=== RECORDS FOR THE EXERCISE ===

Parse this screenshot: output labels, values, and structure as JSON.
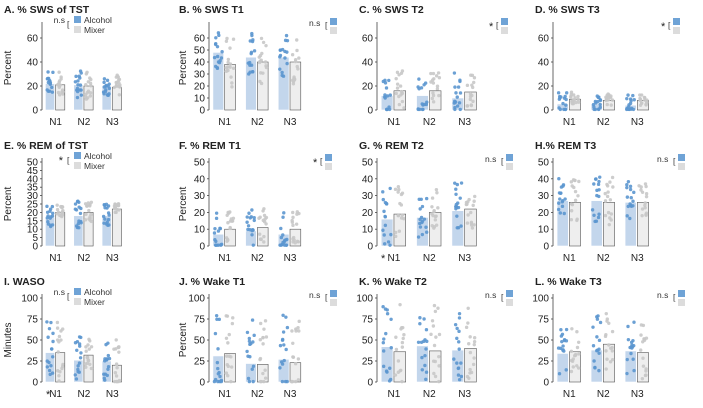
{
  "figure": {
    "group_colors": {
      "Alcohol": "#6fa3d6",
      "Mixer": "#dcdcdc"
    },
    "bar_colors": {
      "Alcohol": "#c3d6ec",
      "Mixer": "#eeeeee"
    },
    "dot_colors": {
      "Alcohol": "#5b96cf",
      "Mixer": "#c8c8c8"
    }
  },
  "chart_data": [
    {
      "id": "A",
      "type": "bar",
      "title": "A. % SWS of TST",
      "ylabel": "Percent",
      "ylim": [
        0,
        70
      ],
      "ticks": [
        0,
        20,
        40,
        60
      ],
      "categories": [
        "N1",
        "N2",
        "N3"
      ],
      "series": [
        {
          "name": "Alcohol",
          "values": [
            22,
            21,
            20
          ]
        },
        {
          "name": "Mixer",
          "values": [
            21,
            20,
            19
          ]
        }
      ],
      "legend": [
        "Alcohol",
        "Mixer"
      ],
      "sig": "n.s",
      "sig_star": "",
      "dot_max": [
        34,
        36,
        31
      ]
    },
    {
      "id": "B",
      "type": "bar",
      "title": "B. % SWS T1",
      "ylabel": "Percent",
      "ylim": [
        0,
        70
      ],
      "ticks": [
        0,
        10,
        20,
        30,
        40,
        50,
        60
      ],
      "categories": [
        "N1",
        "N2",
        "N3"
      ],
      "series": [
        {
          "values": [
            48,
            44,
            44
          ]
        },
        {
          "values": [
            38,
            40,
            40
          ]
        }
      ],
      "legend": [],
      "sig": "n.s",
      "sig_star": "",
      "dot_max": [
        68,
        68,
        66
      ]
    },
    {
      "id": "C",
      "type": "bar",
      "title": "C. % SWS T2",
      "ylabel": "",
      "ylim": [
        0,
        70
      ],
      "ticks": [
        0,
        20,
        40,
        60
      ],
      "categories": [
        "N1",
        "N2",
        "N3"
      ],
      "series": [
        {
          "values": [
            12,
            12,
            10
          ]
        },
        {
          "values": [
            16,
            16,
            15
          ]
        }
      ],
      "legend": [],
      "sig": "",
      "sig_star": "*",
      "dot_max": [
        36,
        34,
        34
      ]
    },
    {
      "id": "D",
      "type": "bar",
      "title": "D. % SWS T3",
      "ylabel": "",
      "ylim": [
        0,
        70
      ],
      "ticks": [
        0,
        20,
        40,
        60
      ],
      "categories": [
        "N1",
        "N2",
        "N3"
      ],
      "series": [
        {
          "values": [
            5,
            5,
            4
          ]
        },
        {
          "values": [
            9,
            8,
            8
          ]
        }
      ],
      "legend": [],
      "sig": "",
      "sig_star": "*",
      "dot_max": [
        16,
        15,
        14
      ]
    },
    {
      "id": "E",
      "type": "bar",
      "title": "E. % REM of TST",
      "ylabel": "Percent",
      "ylim": [
        0,
        50
      ],
      "ticks": [
        0,
        5,
        10,
        15,
        20,
        25,
        30,
        35,
        40,
        45,
        50
      ],
      "categories": [
        "N1",
        "N2",
        "N3"
      ],
      "series": [
        {
          "name": "Alcohol",
          "values": [
            17,
            18,
            18
          ]
        },
        {
          "name": "Mixer",
          "values": [
            20,
            20,
            22
          ]
        }
      ],
      "legend": [
        "Alcohol",
        "Mixer"
      ],
      "sig": "",
      "sig_star": "*",
      "dot_max": [
        25,
        28,
        26
      ]
    },
    {
      "id": "F",
      "type": "bar",
      "title": "F. % REM T1",
      "ylabel": "Percent",
      "ylim": [
        0,
        50
      ],
      "ticks": [
        0,
        10,
        20,
        30,
        40,
        50
      ],
      "categories": [
        "N1",
        "N2",
        "N3"
      ],
      "series": [
        {
          "values": [
            7,
            9,
            7
          ]
        },
        {
          "values": [
            10,
            11,
            10
          ]
        }
      ],
      "legend": [],
      "sig": "",
      "sig_star": "*",
      "dot_max": [
        22,
        24,
        22
      ]
    },
    {
      "id": "G",
      "type": "bar",
      "title": "G. % REM T2",
      "ylabel": "",
      "ylim": [
        0,
        50
      ],
      "ticks": [
        0,
        10,
        20,
        30,
        40,
        50
      ],
      "categories": [
        "N1",
        "N2",
        "N3"
      ],
      "series": [
        {
          "values": [
            16,
            17,
            21
          ]
        },
        {
          "values": [
            19,
            20,
            22
          ]
        }
      ],
      "legend": [],
      "sig": "n.s",
      "sig_star": "*",
      "dot_max": [
        38,
        36,
        40
      ]
    },
    {
      "id": "H",
      "type": "bar",
      "title": "H.% REM T3",
      "ylabel": "",
      "ylim": [
        0,
        50
      ],
      "ticks": [
        0,
        10,
        20,
        30,
        40,
        50
      ],
      "categories": [
        "N1",
        "N2",
        "N3"
      ],
      "series": [
        {
          "values": [
            27,
            27,
            26
          ]
        },
        {
          "values": [
            26,
            26,
            26
          ]
        }
      ],
      "legend": [],
      "sig": "n.s",
      "sig_star": "",
      "dot_max": [
        42,
        46,
        40
      ]
    },
    {
      "id": "I",
      "type": "bar",
      "title": "I. WASO",
      "ylabel": "Minutes",
      "ylim": [
        0,
        100
      ],
      "ticks": [
        0,
        25,
        50,
        75,
        100
      ],
      "categories": [
        "N1",
        "N2",
        "N3"
      ],
      "series": [
        {
          "name": "Alcohol",
          "values": [
            35,
            26,
            25
          ]
        },
        {
          "name": "Mixer",
          "values": [
            35,
            32,
            20
          ]
        }
      ],
      "legend": [
        "Alcohol",
        "Mixer"
      ],
      "sig": "n.s",
      "sig_star": "*",
      "dot_max": [
        82,
        60,
        58
      ]
    },
    {
      "id": "J",
      "type": "bar",
      "title": "J. % Wake T1",
      "ylabel": "Percent",
      "ylim": [
        0,
        100
      ],
      "ticks": [
        0,
        25,
        50,
        75,
        100
      ],
      "categories": [
        "N1",
        "N2",
        "N3"
      ],
      "series": [
        {
          "values": [
            31,
            22,
            27
          ]
        },
        {
          "values": [
            34,
            21,
            23
          ]
        }
      ],
      "legend": [],
      "sig": "n.s",
      "sig_star": "",
      "dot_max": [
        86,
        82,
        90
      ]
    },
    {
      "id": "K",
      "type": "bar",
      "title": "K. % Wake T2",
      "ylabel": "",
      "ylim": [
        0,
        100
      ],
      "ticks": [
        0,
        25,
        50,
        75,
        100
      ],
      "categories": [
        "N1",
        "N2",
        "N3"
      ],
      "series": [
        {
          "values": [
            42,
            43,
            38
          ]
        },
        {
          "values": [
            36,
            37,
            40
          ]
        }
      ],
      "legend": [],
      "sig": "n.s",
      "sig_star": "",
      "dot_max": [
        100,
        100,
        98
      ]
    },
    {
      "id": "L",
      "type": "bar",
      "title": "L. % Wake T3",
      "ylabel": "",
      "ylim": [
        0,
        100
      ],
      "ticks": [
        0,
        25,
        50,
        75,
        100
      ],
      "categories": [
        "N1",
        "N2",
        "N3"
      ],
      "series": [
        {
          "values": [
            34,
            38,
            37
          ]
        },
        {
          "values": [
            36,
            45,
            35
          ]
        }
      ],
      "legend": [],
      "sig": "n.s",
      "sig_star": "",
      "dot_max": [
        70,
        88,
        80
      ]
    }
  ]
}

===

▸ REQUEST: Restate the full listing verbatim and drop every picture.

▸ THE OUTPUT:
Parse this screenshot: output labels, values, and structure as JSON.
{
  "figure": {
    "group_colors": {
      "Alcohol": "#6fa3d6",
      "Mixer": "#dcdcdc"
    },
    "bar_colors": {
      "Alcohol": "#c3d6ec",
      "Mixer": "#eeeeee"
    },
    "dot_colors": {
      "Alcohol": "#5b96cf",
      "Mixer": "#c8c8c8"
    }
  },
  "chart_data": [
    {
      "id": "A",
      "type": "bar",
      "title": "A. % SWS of TST",
      "ylabel": "Percent",
      "ylim": [
        0,
        70
      ],
      "ticks": [
        0,
        20,
        40,
        60
      ],
      "categories": [
        "N1",
        "N2",
        "N3"
      ],
      "series": [
        {
          "name": "Alcohol",
          "values": [
            22,
            21,
            20
          ]
        },
        {
          "name": "Mixer",
          "values": [
            21,
            20,
            19
          ]
        }
      ],
      "legend": [
        "Alcohol",
        "Mixer"
      ],
      "sig": "n.s",
      "sig_star": "",
      "dot_max": [
        34,
        36,
        31
      ]
    },
    {
      "id": "B",
      "type": "bar",
      "title": "B. % SWS T1",
      "ylabel": "Percent",
      "ylim": [
        0,
        70
      ],
      "ticks": [
        0,
        10,
        20,
        30,
        40,
        50,
        60
      ],
      "categories": [
        "N1",
        "N2",
        "N3"
      ],
      "series": [
        {
          "values": [
            48,
            44,
            44
          ]
        },
        {
          "values": [
            38,
            40,
            40
          ]
        }
      ],
      "legend": [],
      "sig": "n.s",
      "sig_star": "",
      "dot_max": [
        68,
        68,
        66
      ]
    },
    {
      "id": "C",
      "type": "bar",
      "title": "C. % SWS T2",
      "ylabel": "",
      "ylim": [
        0,
        70
      ],
      "ticks": [
        0,
        20,
        40,
        60
      ],
      "categories": [
        "N1",
        "N2",
        "N3"
      ],
      "series": [
        {
          "values": [
            12,
            12,
            10
          ]
        },
        {
          "values": [
            16,
            16,
            15
          ]
        }
      ],
      "legend": [],
      "sig": "",
      "sig_star": "*",
      "dot_max": [
        36,
        34,
        34
      ]
    },
    {
      "id": "D",
      "type": "bar",
      "title": "D. % SWS T3",
      "ylabel": "",
      "ylim": [
        0,
        70
      ],
      "ticks": [
        0,
        20,
        40,
        60
      ],
      "categories": [
        "N1",
        "N2",
        "N3"
      ],
      "series": [
        {
          "values": [
            5,
            5,
            4
          ]
        },
        {
          "values": [
            9,
            8,
            8
          ]
        }
      ],
      "legend": [],
      "sig": "",
      "sig_star": "*",
      "dot_max": [
        16,
        15,
        14
      ]
    },
    {
      "id": "E",
      "type": "bar",
      "title": "E. % REM of TST",
      "ylabel": "Percent",
      "ylim": [
        0,
        50
      ],
      "ticks": [
        0,
        5,
        10,
        15,
        20,
        25,
        30,
        35,
        40,
        45,
        50
      ],
      "categories": [
        "N1",
        "N2",
        "N3"
      ],
      "series": [
        {
          "name": "Alcohol",
          "values": [
            17,
            18,
            18
          ]
        },
        {
          "name": "Mixer",
          "values": [
            20,
            20,
            22
          ]
        }
      ],
      "legend": [
        "Alcohol",
        "Mixer"
      ],
      "sig": "",
      "sig_star": "*",
      "dot_max": [
        25,
        28,
        26
      ]
    },
    {
      "id": "F",
      "type": "bar",
      "title": "F. % REM T1",
      "ylabel": "Percent",
      "ylim": [
        0,
        50
      ],
      "ticks": [
        0,
        10,
        20,
        30,
        40,
        50
      ],
      "categories": [
        "N1",
        "N2",
        "N3"
      ],
      "series": [
        {
          "values": [
            7,
            9,
            7
          ]
        },
        {
          "values": [
            10,
            11,
            10
          ]
        }
      ],
      "legend": [],
      "sig": "",
      "sig_star": "*",
      "dot_max": [
        22,
        24,
        22
      ]
    },
    {
      "id": "G",
      "type": "bar",
      "title": "G. % REM T2",
      "ylabel": "",
      "ylim": [
        0,
        50
      ],
      "ticks": [
        0,
        10,
        20,
        30,
        40,
        50
      ],
      "categories": [
        "N1",
        "N2",
        "N3"
      ],
      "series": [
        {
          "values": [
            16,
            17,
            21
          ]
        },
        {
          "values": [
            19,
            20,
            22
          ]
        }
      ],
      "legend": [],
      "sig": "n.s",
      "sig_star": "*",
      "dot_max": [
        38,
        36,
        40
      ]
    },
    {
      "id": "H",
      "type": "bar",
      "title": "H.% REM T3",
      "ylabel": "",
      "ylim": [
        0,
        50
      ],
      "ticks": [
        0,
        10,
        20,
        30,
        40,
        50
      ],
      "categories": [
        "N1",
        "N2",
        "N3"
      ],
      "series": [
        {
          "values": [
            27,
            27,
            26
          ]
        },
        {
          "values": [
            26,
            26,
            26
          ]
        }
      ],
      "legend": [],
      "sig": "n.s",
      "sig_star": "",
      "dot_max": [
        42,
        46,
        40
      ]
    },
    {
      "id": "I",
      "type": "bar",
      "title": "I. WASO",
      "ylabel": "Minutes",
      "ylim": [
        0,
        100
      ],
      "ticks": [
        0,
        25,
        50,
        75,
        100
      ],
      "categories": [
        "N1",
        "N2",
        "N3"
      ],
      "series": [
        {
          "name": "Alcohol",
          "values": [
            35,
            26,
            25
          ]
        },
        {
          "name": "Mixer",
          "values": [
            35,
            32,
            20
          ]
        }
      ],
      "legend": [
        "Alcohol",
        "Mixer"
      ],
      "sig": "n.s",
      "sig_star": "*",
      "dot_max": [
        82,
        60,
        58
      ]
    },
    {
      "id": "J",
      "type": "bar",
      "title": "J. % Wake T1",
      "ylabel": "Percent",
      "ylim": [
        0,
        100
      ],
      "ticks": [
        0,
        25,
        50,
        75,
        100
      ],
      "categories": [
        "N1",
        "N2",
        "N3"
      ],
      "series": [
        {
          "values": [
            31,
            22,
            27
          ]
        },
        {
          "values": [
            34,
            21,
            23
          ]
        }
      ],
      "legend": [],
      "sig": "n.s",
      "sig_star": "",
      "dot_max": [
        86,
        82,
        90
      ]
    },
    {
      "id": "K",
      "type": "bar",
      "title": "K. % Wake T2",
      "ylabel": "",
      "ylim": [
        0,
        100
      ],
      "ticks": [
        0,
        25,
        50,
        75,
        100
      ],
      "categories": [
        "N1",
        "N2",
        "N3"
      ],
      "series": [
        {
          "values": [
            42,
            43,
            38
          ]
        },
        {
          "values": [
            36,
            37,
            40
          ]
        }
      ],
      "legend": [],
      "sig": "n.s",
      "sig_star": "",
      "dot_max": [
        100,
        100,
        98
      ]
    },
    {
      "id": "L",
      "type": "bar",
      "title": "L. % Wake T3",
      "ylabel": "",
      "ylim": [
        0,
        100
      ],
      "ticks": [
        0,
        25,
        50,
        75,
        100
      ],
      "categories": [
        "N1",
        "N2",
        "N3"
      ],
      "series": [
        {
          "values": [
            34,
            38,
            37
          ]
        },
        {
          "values": [
            36,
            45,
            35
          ]
        }
      ],
      "legend": [],
      "sig": "n.s",
      "sig_star": "",
      "dot_max": [
        70,
        88,
        80
      ]
    }
  ]
}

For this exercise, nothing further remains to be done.